Records for the task:
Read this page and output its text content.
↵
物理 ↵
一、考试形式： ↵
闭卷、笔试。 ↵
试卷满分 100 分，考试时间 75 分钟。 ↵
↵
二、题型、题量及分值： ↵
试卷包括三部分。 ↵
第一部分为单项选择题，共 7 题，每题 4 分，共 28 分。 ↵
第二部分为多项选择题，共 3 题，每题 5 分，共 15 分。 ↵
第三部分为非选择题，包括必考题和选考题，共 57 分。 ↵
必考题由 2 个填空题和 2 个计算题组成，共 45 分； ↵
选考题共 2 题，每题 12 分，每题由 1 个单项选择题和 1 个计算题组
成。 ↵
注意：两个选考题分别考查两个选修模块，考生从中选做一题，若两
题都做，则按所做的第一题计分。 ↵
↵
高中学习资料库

Set exercise: Print every record above exactly as written.

Exercise answer:
Read this page and output its text content.
↵
物理 ↵
一、考试形式： ↵
闭卷、笔试。 ↵
试卷满分 100 分，考试时间 75 分钟。 ↵
↵
二、题型、题量及分值： ↵
试卷包括三部分。 ↵
第一部分为单项选择题，共 7 题，每题 4 分，共 28 分。 ↵
第二部分为多项选择题，共 3 题，每题 5 分，共 15 分。 ↵
第三部分为非选择题，包括必考题和选考题，共 57 分。 ↵
必考题由 2 个填空题和 2 个计算题组成，共 45 分； ↵
选考题共 2 题，每题 12 分，每题由 1 个单项选择题和 1 个计算题组
成。 ↵
注意：两个选考题分别考查两个选修模块，考生从中选做一题，若两
题都做，则按所做的第一题计分。 ↵
↵
高中学习资料库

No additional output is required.